_AIM OF THE EXERCISE:_ Each entry below is to be duplicated verbatim.

_DATA PROVIDED:_
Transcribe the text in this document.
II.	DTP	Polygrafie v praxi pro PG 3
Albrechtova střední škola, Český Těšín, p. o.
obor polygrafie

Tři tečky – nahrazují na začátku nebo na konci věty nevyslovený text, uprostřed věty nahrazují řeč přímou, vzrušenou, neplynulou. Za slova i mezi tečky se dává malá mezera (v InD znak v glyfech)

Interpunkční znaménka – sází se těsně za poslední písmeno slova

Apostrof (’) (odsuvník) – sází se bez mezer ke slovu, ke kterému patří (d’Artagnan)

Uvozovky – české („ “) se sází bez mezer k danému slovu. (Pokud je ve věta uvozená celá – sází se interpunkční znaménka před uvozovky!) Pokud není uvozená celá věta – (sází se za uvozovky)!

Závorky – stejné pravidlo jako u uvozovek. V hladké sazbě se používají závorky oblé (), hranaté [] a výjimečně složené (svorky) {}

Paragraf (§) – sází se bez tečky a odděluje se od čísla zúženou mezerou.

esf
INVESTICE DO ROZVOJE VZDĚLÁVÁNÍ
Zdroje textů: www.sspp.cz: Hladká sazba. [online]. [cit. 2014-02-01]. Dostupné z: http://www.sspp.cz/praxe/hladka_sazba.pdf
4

_SOLUTION TO THIS TASK:_
Transcribe the text in this document.
II.	DTP	Polygrafie v praxi pro PG 3
Albrechtova střední škola, Český Těšín, p. o.
obor polygrafie

Tři tečky – nahrazují na začátku nebo na konci věty nevyslovený text, uprostřed věty nahrazují řeč přímou, vzrušenou, neplynulou. Za slova i mezi tečky se dává malá mezera (v InD znak v glyfech)

Interpunkční znaménka – sází se těsně za poslední písmeno slova

Apostrof (’) (odsuvník) – sází se bez mezer ke slovu, ke kterému patří (d’Artagnan)

Uvozovky – české („ “) se sází bez mezer k danému slovu. (Pokud je ve věta uvozená celá – sází se interpunkční znaménka před uvozovky!) Pokud není uvozená celá věta – (sází se za uvozovky)!

Závorky – stejné pravidlo jako u uvozovek. V hladké sazbě se používají závorky oblé (), hranaté [] a výjimečně složené (svorky) {}

Paragraf (§) – sází se bez tečky a odděluje se od čísla zúženou mezerou.

esf
INVESTICE DO ROZVOJE VZDĚLÁVÁNÍ
Zdroje textů: www.sspp.cz: Hladká sazba. [online]. [cit. 2014-02-01]. Dostupné z: http://www.sspp.cz/praxe/hladka_sazba.pdf
4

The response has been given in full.